# DIRECTIONS
Rewrite everything in the listing below, from the line containing "For every button, label, input, icon, or" down to the line containing "data-point <box>224 514 235 525</box>", as a JSON list of strings with one string per line and no blank lines. Include both of those lines, and leave the pictures out of your answer.

# INPUT DATA
-- START --
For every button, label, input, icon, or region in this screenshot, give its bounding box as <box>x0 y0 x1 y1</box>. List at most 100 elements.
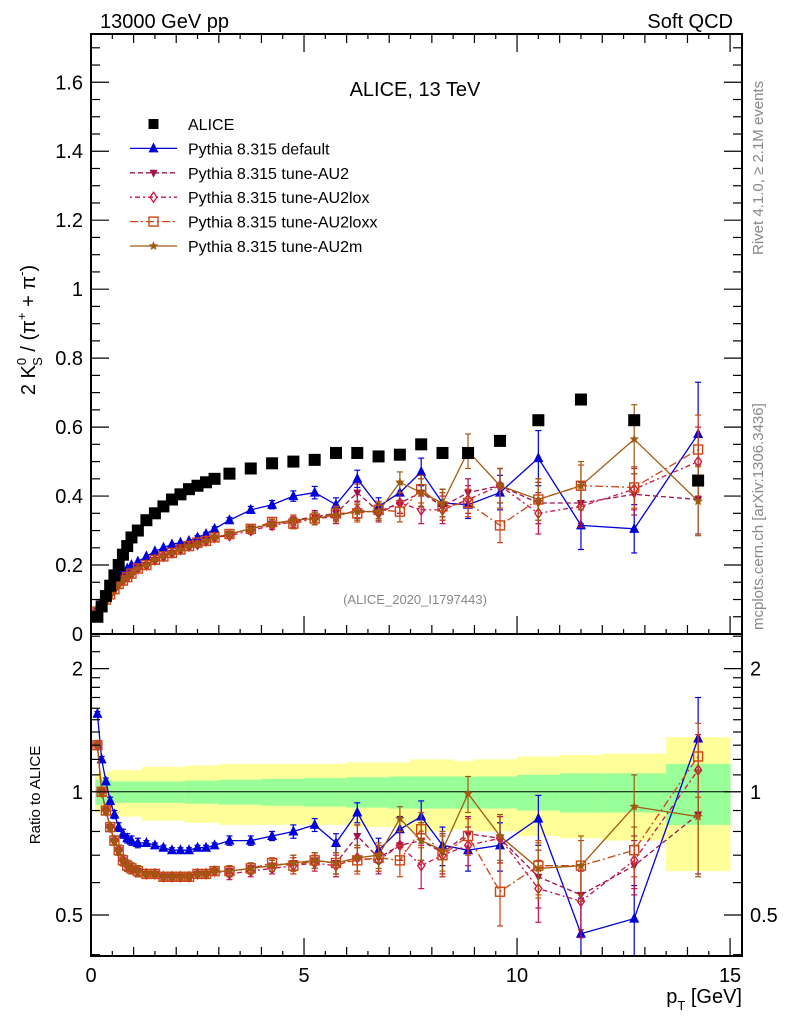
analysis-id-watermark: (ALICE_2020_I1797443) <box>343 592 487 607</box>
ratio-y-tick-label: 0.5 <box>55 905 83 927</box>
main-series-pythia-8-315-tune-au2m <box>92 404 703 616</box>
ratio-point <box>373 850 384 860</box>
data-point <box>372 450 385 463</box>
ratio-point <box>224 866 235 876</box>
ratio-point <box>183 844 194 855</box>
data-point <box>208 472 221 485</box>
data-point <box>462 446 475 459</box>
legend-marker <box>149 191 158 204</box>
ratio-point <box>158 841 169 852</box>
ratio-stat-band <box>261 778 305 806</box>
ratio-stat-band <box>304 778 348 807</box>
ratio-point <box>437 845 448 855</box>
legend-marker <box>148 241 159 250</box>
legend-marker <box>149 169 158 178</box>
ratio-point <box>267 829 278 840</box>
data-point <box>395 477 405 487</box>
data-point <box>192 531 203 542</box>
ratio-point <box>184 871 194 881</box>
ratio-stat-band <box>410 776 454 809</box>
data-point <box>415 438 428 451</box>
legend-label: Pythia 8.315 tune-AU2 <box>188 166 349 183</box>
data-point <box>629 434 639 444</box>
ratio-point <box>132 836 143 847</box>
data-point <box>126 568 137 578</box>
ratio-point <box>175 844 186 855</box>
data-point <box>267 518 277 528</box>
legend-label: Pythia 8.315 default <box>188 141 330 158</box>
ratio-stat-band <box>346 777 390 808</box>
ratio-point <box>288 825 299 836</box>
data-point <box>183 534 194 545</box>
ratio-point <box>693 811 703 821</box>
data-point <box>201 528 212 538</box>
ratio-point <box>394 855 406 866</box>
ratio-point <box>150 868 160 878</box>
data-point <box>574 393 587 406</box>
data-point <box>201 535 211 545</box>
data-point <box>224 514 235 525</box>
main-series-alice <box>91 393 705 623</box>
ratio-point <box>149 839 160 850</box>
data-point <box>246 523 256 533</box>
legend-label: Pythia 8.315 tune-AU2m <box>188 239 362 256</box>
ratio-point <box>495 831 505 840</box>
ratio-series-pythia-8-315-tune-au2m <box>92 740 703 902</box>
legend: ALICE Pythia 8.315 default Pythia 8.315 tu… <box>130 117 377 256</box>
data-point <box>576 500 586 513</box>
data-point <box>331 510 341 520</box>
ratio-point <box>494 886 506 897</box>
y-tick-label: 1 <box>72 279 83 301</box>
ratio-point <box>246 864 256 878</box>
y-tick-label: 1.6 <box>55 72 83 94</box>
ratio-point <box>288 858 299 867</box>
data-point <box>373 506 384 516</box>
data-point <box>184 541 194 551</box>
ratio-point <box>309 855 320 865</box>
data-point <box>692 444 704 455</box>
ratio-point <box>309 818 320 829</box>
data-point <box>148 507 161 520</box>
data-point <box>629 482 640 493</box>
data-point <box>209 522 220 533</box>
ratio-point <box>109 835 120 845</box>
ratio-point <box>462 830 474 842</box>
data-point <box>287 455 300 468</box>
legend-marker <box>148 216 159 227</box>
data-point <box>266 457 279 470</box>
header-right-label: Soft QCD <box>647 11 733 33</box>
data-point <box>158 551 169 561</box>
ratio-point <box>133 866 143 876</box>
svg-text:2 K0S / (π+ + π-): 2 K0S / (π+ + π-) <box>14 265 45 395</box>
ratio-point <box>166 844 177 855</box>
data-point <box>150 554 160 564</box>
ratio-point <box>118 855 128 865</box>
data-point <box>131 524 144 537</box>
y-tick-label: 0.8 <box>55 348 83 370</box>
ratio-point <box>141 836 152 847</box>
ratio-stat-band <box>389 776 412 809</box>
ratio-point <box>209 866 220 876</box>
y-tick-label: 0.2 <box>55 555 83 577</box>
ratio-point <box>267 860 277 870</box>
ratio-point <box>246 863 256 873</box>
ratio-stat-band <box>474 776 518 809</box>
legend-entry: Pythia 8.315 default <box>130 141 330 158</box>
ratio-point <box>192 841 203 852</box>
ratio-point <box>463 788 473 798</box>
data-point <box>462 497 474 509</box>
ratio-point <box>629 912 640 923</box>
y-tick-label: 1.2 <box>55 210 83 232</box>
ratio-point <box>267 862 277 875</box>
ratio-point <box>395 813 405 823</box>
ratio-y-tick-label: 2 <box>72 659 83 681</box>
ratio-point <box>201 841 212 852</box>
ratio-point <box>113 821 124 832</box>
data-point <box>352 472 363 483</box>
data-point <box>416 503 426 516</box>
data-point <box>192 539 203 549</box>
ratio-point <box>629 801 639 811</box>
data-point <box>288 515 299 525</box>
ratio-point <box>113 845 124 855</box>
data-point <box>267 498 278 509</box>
-- END --
-- START --
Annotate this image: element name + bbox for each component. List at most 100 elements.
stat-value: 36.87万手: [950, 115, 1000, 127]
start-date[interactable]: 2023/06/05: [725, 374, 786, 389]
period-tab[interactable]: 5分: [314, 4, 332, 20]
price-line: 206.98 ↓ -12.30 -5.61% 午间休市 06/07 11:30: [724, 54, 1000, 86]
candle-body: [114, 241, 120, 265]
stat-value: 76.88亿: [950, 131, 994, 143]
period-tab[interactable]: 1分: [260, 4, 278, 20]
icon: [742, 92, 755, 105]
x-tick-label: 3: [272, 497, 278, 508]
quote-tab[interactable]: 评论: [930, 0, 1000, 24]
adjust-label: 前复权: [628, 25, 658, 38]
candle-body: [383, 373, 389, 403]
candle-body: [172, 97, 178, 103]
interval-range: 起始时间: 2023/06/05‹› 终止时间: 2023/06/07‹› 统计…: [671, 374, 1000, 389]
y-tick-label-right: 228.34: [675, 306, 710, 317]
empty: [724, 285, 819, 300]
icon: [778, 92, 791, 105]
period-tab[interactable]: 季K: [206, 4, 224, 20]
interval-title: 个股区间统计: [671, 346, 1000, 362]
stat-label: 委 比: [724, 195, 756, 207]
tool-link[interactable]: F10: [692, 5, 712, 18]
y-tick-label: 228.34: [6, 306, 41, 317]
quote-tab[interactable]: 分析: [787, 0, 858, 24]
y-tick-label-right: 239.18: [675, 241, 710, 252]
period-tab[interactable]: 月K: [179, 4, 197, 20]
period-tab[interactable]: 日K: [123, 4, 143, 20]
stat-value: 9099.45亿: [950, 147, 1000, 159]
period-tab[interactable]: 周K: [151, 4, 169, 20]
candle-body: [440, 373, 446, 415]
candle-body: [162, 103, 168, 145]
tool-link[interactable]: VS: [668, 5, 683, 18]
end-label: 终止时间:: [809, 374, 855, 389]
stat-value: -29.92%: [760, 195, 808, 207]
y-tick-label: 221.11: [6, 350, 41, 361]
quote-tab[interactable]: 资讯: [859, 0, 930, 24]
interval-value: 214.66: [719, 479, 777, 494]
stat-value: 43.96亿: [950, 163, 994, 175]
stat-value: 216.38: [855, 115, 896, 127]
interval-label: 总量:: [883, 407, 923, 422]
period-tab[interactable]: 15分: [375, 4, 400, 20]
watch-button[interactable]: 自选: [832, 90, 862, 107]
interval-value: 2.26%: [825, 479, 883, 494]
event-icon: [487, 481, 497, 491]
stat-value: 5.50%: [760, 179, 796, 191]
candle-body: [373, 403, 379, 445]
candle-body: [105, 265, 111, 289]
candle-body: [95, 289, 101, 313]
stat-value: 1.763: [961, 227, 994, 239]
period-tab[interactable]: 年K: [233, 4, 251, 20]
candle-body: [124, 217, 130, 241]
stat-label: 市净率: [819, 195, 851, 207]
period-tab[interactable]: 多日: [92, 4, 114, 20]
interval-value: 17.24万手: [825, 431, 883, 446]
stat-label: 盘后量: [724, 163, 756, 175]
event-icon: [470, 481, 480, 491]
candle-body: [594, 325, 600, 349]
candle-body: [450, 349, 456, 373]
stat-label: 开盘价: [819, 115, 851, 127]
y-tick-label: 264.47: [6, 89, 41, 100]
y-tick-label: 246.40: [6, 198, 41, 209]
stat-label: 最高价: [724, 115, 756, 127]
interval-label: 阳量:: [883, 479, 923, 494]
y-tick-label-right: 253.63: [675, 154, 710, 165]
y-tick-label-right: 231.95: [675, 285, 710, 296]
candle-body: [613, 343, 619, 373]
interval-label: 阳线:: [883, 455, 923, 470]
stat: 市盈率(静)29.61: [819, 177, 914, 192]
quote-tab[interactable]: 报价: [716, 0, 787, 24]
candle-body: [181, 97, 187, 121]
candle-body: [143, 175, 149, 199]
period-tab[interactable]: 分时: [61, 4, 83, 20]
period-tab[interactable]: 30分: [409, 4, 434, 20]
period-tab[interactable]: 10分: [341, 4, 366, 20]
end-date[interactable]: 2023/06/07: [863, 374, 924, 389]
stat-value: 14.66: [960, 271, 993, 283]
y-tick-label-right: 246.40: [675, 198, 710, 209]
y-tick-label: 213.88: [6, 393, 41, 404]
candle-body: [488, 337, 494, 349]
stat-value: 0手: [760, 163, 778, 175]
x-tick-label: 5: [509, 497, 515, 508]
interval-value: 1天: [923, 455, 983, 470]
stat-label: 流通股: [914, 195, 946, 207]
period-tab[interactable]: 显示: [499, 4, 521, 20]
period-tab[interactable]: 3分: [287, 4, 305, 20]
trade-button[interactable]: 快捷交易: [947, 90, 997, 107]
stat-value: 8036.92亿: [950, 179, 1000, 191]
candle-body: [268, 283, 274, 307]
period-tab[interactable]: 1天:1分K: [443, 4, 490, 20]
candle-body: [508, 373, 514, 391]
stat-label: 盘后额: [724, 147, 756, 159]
-- END --
-- START --
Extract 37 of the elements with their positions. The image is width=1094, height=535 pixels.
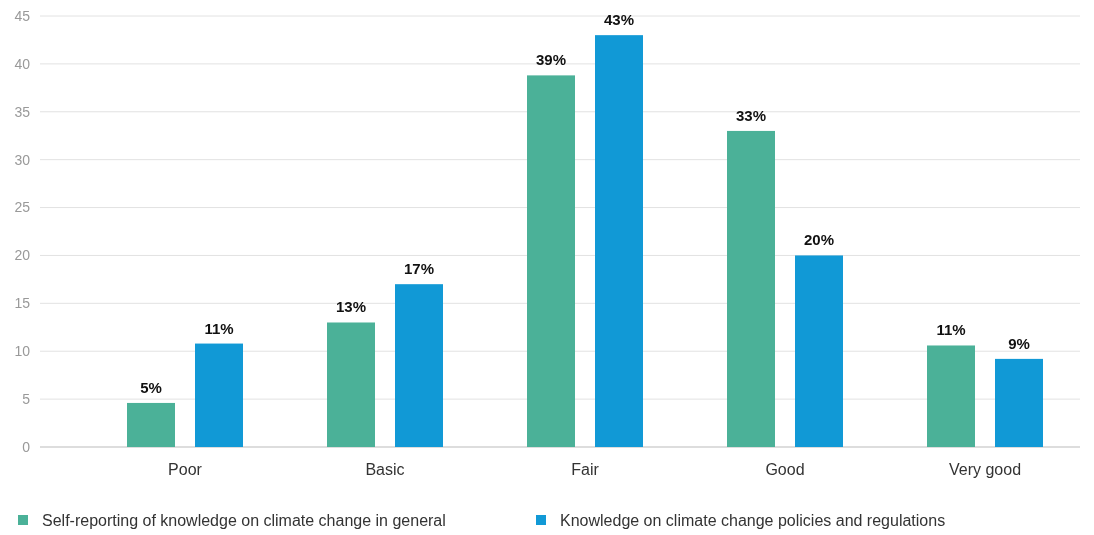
-- END --
# RESPONSE TO THIS TASK
[
  "For every button, label, input, icon, or region in this screenshot, give its bounding box as <box>x0 y0 x1 y1</box>. List at most 100 elements.",
  "analysis-id-watermark: (ALICE_2020_I1797443) <box>343 592 487 607</box>",
  "ratio-y-tick-label: 0.5 <box>55 905 83 927</box>",
  "main-series-pythia-8-315-tune-au2m <box>92 404 703 616</box>",
  "ratio-point <box>373 850 384 860</box>",
  "data-point <box>372 450 385 463</box>",
  "ratio-point <box>224 866 235 876</box>",
  "ratio-point <box>183 844 194 855</box>",
  "data-point <box>208 472 221 485</box>",
  "data-point <box>462 446 475 459</box>",
  "legend-marker <box>149 191 158 204</box>",
  "ratio-point <box>158 841 169 852</box>",
  "ratio-stat-band <box>261 778 305 806</box>",
  "ratio-stat-band <box>304 778 348 807</box>",
  "ratio-point <box>437 845 448 855</box>",
  "legend-marker <box>148 241 159 250</box>",
  "legend-marker <box>149 169 158 178</box>",
  "ratio-point <box>267 829 278 840</box>",
  "data-point <box>395 477 405 487</box>",
  "data-point <box>192 531 203 542</box>",
  "ratio-point <box>184 871 194 881</box>",
  "ratio-stat-band <box>410 776 454 809</box>",
  "data-point <box>415 438 428 451</box>",
  "legend-label: Pythia 8.315 tune-AU2 <box>188 166 349 183</box>",
  "data-point <box>629 434 639 444</box>",
  "ratio-point <box>132 836 143 847</box>",
  "data-point <box>126 568 137 578</box>",
  "ratio-point <box>175 844 186 855</box>",
  "data-point <box>267 518 277 528</box>",
  "legend-label: Pythia 8.315 default <box>188 141 330 158</box>",
  "ratio-stat-band <box>346 777 390 808</box>",
  "ratio-point <box>288 825 299 836</box>",
  "data-point <box>183 534 194 545</box>",
  "ratio-point <box>693 811 703 821</box>",
  "data-point <box>201 528 212 538</box>",
  "ratio-point <box>394 855 406 866</box>",
  "ratio-point <box>150 868 160 878</box>",
  "data-point <box>574 393 587 406</box>",
  "data-point <box>201 535 211 545</box>",
  "data-point <box>224 514 235 525</box>"
]